> What is needed
Write out the lines from the beginning of the items through the line containing "evolution-row: 法规沿革 请选择 xyxy=(24,176,319,212)", including that line, without changing anything.

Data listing
* * * *
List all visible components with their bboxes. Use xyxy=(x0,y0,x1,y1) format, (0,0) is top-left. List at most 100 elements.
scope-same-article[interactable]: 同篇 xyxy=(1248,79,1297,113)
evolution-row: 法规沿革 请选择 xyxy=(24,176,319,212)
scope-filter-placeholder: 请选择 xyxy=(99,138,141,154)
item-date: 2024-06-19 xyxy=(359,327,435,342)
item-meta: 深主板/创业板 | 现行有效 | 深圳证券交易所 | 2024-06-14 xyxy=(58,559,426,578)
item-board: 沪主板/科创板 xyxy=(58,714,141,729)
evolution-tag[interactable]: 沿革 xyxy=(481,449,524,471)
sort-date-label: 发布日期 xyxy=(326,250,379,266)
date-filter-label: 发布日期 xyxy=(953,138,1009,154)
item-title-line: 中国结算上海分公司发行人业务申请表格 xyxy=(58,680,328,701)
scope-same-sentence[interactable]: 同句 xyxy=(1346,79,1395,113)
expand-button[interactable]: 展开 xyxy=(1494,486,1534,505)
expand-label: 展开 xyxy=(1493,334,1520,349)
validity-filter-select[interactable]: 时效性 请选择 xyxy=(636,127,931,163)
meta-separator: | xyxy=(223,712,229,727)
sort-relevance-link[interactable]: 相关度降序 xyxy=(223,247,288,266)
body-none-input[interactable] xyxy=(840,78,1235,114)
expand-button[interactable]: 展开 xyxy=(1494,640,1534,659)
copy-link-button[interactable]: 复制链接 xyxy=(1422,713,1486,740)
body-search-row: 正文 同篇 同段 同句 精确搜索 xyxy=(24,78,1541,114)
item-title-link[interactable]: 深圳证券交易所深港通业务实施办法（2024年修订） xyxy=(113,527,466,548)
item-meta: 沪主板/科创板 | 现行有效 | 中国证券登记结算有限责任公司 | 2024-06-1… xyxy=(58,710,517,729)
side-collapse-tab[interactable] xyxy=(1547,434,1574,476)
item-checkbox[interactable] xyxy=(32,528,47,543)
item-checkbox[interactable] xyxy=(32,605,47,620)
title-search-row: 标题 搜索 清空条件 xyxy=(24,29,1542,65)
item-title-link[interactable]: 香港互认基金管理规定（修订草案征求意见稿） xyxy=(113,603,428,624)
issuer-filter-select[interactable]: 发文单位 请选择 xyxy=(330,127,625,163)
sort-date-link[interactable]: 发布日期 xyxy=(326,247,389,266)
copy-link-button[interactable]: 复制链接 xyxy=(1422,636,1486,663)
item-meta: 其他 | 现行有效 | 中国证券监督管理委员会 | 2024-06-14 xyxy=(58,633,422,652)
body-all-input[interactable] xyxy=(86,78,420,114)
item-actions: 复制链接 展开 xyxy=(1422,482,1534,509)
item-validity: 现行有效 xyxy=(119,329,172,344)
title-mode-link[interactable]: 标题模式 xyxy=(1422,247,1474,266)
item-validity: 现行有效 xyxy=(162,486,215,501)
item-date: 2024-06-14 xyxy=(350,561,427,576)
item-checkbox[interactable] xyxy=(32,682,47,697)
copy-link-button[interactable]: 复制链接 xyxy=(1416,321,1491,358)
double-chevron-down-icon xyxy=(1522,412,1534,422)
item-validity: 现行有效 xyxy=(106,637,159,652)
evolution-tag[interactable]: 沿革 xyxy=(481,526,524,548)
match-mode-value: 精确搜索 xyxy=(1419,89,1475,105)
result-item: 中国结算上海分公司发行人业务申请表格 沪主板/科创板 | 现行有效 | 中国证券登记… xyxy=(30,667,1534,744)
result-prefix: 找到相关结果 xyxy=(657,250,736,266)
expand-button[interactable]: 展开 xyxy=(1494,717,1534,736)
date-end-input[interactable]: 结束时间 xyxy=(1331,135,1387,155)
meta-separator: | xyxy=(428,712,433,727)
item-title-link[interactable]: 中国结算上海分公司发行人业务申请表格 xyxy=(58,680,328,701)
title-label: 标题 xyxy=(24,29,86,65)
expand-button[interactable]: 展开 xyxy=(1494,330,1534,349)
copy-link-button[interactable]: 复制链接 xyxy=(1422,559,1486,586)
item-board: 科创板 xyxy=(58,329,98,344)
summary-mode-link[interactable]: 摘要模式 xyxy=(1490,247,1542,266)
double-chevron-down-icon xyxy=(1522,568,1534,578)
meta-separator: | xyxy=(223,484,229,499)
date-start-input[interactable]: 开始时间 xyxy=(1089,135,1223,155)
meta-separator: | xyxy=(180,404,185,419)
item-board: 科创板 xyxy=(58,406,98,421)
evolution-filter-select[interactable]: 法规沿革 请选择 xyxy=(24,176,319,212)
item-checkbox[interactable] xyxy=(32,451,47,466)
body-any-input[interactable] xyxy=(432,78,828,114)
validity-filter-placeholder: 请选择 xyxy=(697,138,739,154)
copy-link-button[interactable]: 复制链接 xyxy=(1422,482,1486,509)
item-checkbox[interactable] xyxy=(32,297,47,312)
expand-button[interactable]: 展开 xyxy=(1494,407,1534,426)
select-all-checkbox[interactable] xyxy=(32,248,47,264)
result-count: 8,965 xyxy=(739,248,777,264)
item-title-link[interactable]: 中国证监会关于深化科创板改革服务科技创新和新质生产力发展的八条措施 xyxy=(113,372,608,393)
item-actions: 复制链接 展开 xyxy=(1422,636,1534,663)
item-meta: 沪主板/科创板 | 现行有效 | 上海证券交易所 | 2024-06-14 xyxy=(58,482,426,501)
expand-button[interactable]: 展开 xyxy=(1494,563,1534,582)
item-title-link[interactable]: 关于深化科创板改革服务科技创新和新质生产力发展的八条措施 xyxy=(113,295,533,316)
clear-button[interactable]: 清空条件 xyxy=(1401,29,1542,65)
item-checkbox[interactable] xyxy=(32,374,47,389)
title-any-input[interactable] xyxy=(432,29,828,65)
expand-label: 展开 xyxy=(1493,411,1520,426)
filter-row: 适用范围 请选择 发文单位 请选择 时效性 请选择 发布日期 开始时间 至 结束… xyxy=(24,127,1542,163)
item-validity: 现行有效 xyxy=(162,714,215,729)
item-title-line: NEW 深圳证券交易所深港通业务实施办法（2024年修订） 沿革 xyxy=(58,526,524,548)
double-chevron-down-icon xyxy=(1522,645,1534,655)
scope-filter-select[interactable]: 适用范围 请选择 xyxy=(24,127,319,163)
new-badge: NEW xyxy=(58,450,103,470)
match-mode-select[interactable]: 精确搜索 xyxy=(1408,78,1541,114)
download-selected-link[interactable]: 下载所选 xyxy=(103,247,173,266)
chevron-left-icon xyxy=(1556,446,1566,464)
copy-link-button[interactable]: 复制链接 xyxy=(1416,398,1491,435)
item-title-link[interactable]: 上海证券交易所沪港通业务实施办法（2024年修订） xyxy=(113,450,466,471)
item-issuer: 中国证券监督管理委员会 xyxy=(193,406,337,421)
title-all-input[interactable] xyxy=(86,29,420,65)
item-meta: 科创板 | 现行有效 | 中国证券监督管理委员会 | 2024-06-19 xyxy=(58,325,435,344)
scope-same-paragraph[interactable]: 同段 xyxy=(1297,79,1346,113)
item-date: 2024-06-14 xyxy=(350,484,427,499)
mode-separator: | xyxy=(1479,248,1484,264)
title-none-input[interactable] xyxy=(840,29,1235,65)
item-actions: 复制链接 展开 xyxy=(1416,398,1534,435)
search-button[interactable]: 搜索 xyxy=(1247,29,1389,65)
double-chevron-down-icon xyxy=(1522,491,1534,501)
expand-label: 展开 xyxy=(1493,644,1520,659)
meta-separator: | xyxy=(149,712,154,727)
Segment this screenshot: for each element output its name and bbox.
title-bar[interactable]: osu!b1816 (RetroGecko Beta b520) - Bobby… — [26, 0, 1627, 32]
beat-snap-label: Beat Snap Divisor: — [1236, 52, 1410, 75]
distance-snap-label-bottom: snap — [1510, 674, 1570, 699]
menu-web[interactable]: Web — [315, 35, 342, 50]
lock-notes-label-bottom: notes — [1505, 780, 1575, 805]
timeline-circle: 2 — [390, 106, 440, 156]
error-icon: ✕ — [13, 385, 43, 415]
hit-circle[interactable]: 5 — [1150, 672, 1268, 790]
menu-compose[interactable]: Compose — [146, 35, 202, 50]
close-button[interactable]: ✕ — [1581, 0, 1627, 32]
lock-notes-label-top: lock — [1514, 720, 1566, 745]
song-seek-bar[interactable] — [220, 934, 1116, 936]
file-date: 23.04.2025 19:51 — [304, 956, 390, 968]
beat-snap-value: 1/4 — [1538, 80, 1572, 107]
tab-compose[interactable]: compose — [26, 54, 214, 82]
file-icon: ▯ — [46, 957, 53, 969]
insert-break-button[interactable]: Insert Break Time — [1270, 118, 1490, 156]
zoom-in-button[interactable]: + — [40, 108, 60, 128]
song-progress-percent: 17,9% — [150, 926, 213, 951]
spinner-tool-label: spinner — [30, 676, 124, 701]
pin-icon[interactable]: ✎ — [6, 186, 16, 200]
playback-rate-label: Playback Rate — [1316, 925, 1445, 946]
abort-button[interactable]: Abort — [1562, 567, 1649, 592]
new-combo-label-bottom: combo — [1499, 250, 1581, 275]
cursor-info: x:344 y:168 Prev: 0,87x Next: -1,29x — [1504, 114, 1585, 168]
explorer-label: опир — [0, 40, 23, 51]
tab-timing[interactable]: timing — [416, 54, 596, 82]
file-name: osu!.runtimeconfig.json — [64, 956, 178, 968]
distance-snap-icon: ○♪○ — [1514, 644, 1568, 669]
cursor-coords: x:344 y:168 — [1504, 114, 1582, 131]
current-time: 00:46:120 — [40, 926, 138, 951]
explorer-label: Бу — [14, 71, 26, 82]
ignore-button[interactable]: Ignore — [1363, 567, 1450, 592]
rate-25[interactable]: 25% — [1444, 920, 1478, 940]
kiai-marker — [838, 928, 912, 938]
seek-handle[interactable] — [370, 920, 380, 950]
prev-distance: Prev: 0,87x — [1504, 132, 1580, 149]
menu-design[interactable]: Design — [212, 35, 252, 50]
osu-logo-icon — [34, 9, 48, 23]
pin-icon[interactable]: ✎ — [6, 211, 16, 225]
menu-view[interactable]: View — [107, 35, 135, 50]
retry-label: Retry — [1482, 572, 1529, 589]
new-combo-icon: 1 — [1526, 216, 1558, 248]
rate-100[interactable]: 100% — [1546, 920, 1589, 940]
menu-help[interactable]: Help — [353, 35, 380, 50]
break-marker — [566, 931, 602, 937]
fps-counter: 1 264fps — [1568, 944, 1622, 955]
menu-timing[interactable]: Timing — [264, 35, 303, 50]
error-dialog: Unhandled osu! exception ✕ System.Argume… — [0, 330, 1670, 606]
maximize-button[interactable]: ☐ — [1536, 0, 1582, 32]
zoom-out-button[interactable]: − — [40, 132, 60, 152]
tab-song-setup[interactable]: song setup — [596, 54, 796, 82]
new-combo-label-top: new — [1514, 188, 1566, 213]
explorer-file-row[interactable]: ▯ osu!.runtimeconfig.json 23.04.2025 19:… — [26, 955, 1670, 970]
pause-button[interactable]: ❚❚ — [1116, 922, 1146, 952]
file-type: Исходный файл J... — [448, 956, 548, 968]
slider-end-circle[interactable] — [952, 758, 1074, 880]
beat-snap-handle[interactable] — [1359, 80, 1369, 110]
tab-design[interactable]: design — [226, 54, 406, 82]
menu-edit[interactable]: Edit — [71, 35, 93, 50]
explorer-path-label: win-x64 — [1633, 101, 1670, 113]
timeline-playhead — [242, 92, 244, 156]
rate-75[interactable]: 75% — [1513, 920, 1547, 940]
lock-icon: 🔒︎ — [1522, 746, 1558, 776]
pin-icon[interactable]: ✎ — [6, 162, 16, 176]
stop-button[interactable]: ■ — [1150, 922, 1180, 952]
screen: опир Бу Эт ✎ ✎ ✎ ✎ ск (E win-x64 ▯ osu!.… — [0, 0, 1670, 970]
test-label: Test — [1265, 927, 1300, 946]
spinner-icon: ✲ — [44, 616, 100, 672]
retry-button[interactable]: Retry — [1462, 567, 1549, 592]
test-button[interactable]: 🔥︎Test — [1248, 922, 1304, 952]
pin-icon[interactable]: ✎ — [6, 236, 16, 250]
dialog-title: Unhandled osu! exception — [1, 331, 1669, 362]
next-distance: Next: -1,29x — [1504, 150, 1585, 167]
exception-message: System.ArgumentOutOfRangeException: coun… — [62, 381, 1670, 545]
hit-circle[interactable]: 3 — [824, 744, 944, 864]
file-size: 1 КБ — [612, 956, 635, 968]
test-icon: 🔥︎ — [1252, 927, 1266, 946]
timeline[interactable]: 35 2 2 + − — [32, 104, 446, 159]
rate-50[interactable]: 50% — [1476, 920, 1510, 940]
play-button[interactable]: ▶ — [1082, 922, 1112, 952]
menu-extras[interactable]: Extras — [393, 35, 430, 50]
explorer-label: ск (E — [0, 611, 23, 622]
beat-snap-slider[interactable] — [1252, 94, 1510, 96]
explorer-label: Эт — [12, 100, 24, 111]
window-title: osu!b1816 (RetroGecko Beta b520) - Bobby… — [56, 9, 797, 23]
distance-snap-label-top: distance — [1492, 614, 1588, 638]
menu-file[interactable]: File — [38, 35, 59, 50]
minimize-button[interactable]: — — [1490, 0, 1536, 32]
* * * *
> Output
List all visible components with their bboxes. Use xyxy=(x0,y0,x1,y1) format, (0,0) is top-left. List at most 100 elements.
scope-same-article[interactable]: 同篇 xyxy=(1248,79,1297,113)
evolution-row: 法规沿革 请选择 xyxy=(24,176,319,212)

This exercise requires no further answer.